* start Data provided *

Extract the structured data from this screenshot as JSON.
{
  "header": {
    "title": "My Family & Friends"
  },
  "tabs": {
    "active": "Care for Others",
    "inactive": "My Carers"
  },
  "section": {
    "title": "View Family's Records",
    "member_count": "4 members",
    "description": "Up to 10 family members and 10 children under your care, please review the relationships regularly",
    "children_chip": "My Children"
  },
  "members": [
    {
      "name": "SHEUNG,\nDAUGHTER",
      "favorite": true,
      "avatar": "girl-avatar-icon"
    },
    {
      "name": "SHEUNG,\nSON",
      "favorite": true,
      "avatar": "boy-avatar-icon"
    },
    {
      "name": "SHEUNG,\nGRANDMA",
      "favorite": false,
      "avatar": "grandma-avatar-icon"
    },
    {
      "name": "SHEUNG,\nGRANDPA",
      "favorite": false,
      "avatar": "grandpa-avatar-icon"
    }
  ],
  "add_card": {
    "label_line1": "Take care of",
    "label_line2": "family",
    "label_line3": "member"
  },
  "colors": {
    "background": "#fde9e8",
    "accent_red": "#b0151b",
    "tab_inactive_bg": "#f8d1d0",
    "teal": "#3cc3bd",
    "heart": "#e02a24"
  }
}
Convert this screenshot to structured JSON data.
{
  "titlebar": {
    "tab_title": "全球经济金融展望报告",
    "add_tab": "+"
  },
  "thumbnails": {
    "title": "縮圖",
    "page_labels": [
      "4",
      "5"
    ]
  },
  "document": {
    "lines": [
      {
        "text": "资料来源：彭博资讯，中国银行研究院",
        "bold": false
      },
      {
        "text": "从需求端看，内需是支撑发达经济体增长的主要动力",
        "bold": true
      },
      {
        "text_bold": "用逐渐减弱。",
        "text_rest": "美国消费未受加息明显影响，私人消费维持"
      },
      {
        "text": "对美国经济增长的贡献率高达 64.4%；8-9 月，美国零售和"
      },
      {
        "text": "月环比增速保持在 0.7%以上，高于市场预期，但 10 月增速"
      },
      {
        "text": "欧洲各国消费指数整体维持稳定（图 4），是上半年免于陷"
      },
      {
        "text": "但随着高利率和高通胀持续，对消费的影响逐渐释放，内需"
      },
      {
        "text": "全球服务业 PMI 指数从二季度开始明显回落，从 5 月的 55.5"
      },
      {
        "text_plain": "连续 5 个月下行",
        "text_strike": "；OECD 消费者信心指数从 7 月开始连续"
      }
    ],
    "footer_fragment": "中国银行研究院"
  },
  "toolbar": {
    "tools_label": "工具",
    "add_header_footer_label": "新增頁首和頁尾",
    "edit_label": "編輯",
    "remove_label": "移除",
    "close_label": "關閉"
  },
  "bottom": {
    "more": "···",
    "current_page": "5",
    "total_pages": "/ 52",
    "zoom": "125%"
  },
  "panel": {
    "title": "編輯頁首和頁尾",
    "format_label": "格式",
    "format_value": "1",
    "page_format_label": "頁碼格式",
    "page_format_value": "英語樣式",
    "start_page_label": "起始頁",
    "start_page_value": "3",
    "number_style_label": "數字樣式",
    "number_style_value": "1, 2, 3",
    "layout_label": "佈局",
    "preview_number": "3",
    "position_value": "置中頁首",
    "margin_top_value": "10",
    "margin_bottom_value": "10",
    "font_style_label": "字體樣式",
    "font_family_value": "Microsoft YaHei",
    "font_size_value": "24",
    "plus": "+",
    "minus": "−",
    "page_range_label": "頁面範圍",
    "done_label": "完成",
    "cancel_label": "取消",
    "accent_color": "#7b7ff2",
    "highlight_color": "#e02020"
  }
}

* end Data provided *

Your objective
Each line holding "this" must be found and copied.

Exercise result
Extract the structured data from this screenshot as JSON.
Convert this screenshot to structured JSON data.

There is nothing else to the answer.